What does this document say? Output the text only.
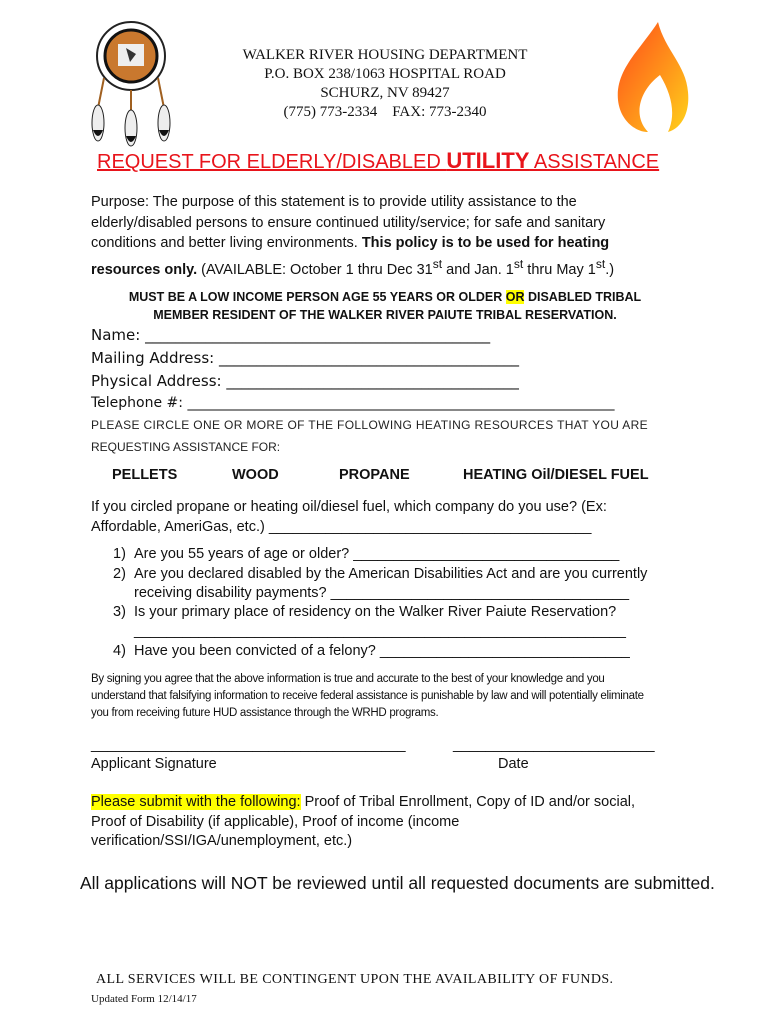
WALKER RIVER HOUSING DEPARTMENT
P.O. BOX 238/1063 HOSPITAL ROAD
SCHURZ, NV 89427
(775) 773-2334    FAX: 773-2340
REQUEST FOR ELDERLY/DISABLED UTILITY ASSISTANCE
Purpose: The purpose of this statement is to provide utility assistance to the
elderly/disabled persons to ensure continued utility/service; for safe and sanitary
conditions and better living environments. This policy is to be used for heating
resources only. (AVAILABLE: October 1 thru Dec 31st and Jan. 1st thru May 1st.)
MUST BE A LOW INCOME PERSON AGE 55 YEARS OR OLDER OR DISABLED TRIBAL
MEMBER RESIDENT OF THE WALKER RIVER PAIUTE TRIBAL RESERVATION.
Name: ______________________________________________
Mailing Address: ________________________________________
Physical Address: _______________________________________
Telephone #: _____________________________________________________________
PLEASE CIRCLE ONE OR MORE OF THE FOLLOWING HEATING RESOURCES THAT YOU ARE
REQUESTING ASSISTANCE FOR:
PELLETS	WOOD	PROPANE	HEATING Oil/DIESEL FUEL
If you circled propane or heating oil/diesel fuel, which company do you use? (Ex:
Affordable, AmeriGas, etc.) ________________________________________
1) Are you 55 years of age or older? _________________________________
2) Are you declared disabled by the American Disabilities Act and are you currently
receiving disability payments? _____________________________________
3) Is your primary place of residency on the Walker River Paiute Reservation?
_____________________________________________________________
4) Have you been convicted of a felony? _______________________________
By signing you agree that the above information is true and accurate to the best of your knowledge and you
understand that falsifying information to receive federal assistance is punishable by law and will potentially eliminate
you from receiving future HUD assistance through the WRHD programs.
_______________________________________
Applicant Signature
_________________________
Date
Please submit with the following: Proof of Tribal Enrollment, Copy of ID and/or social,
Proof of Disability (if applicable), Proof of income (income
verification/SSI/IGA/unemployment, etc.)
All applications will NOT be reviewed until all requested documents are submitted.
ALL SERVICES WILL BE CONTINGENT UPON THE AVAILABILITY OF FUNDS.
Updated Form 12/14/17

....

## PROBLEM DETAILS
Without the pictures, return all the records precisely as they stand.

## CORRECT OUTPUT
What does this document say? Output the text only.
WALKER RIVER HOUSING DEPARTMENT
P.O. BOX 238/1063 HOSPITAL ROAD
SCHURZ, NV 89427
(775) 773-2334    FAX: 773-2340
REQUEST FOR ELDERLY/DISABLED UTILITY ASSISTANCE
Purpose: The purpose of this statement is to provide utility assistance to the
elderly/disabled persons to ensure continued utility/service; for safe and sanitary
conditions and better living environments. This policy is to be used for heating
resources only. (AVAILABLE: October 1 thru Dec 31st and Jan. 1st thru May 1st.)
MUST BE A LOW INCOME PERSON AGE 55 YEARS OR OLDER OR DISABLED TRIBAL
MEMBER RESIDENT OF THE WALKER RIVER PAIUTE TRIBAL RESERVATION.
Name: ______________________________________________
Mailing Address: ________________________________________
Physical Address: _______________________________________
Telephone #: _____________________________________________________________
PLEASE CIRCLE ONE OR MORE OF THE FOLLOWING HEATING RESOURCES THAT YOU ARE
REQUESTING ASSISTANCE FOR:
PELLETS	WOOD	PROPANE	HEATING Oil/DIESEL FUEL
If you circled propane or heating oil/diesel fuel, which company do you use? (Ex:
Affordable, AmeriGas, etc.) ________________________________________
1) Are you 55 years of age or older? _________________________________
2) Are you declared disabled by the American Disabilities Act and are you currently
receiving disability payments? _____________________________________
3) Is your primary place of residency on the Walker River Paiute Reservation?
_____________________________________________________________
4) Have you been convicted of a felony? _______________________________
By signing you agree that the above information is true and accurate to the best of your knowledge and you
understand that falsifying information to receive federal assistance is punishable by law and will potentially eliminate
you from receiving future HUD assistance through the WRHD programs.
_______________________________________
Applicant Signature
_________________________
Date
Please submit with the following: Proof of Tribal Enrollment, Copy of ID and/or social,
Proof of Disability (if applicable), Proof of income (income
verification/SSI/IGA/unemployment, etc.)
All applications will NOT be reviewed until all requested documents are submitted.
ALL SERVICES WILL BE CONTINGENT UPON THE AVAILABILITY OF FUNDS.
Updated Form 12/14/17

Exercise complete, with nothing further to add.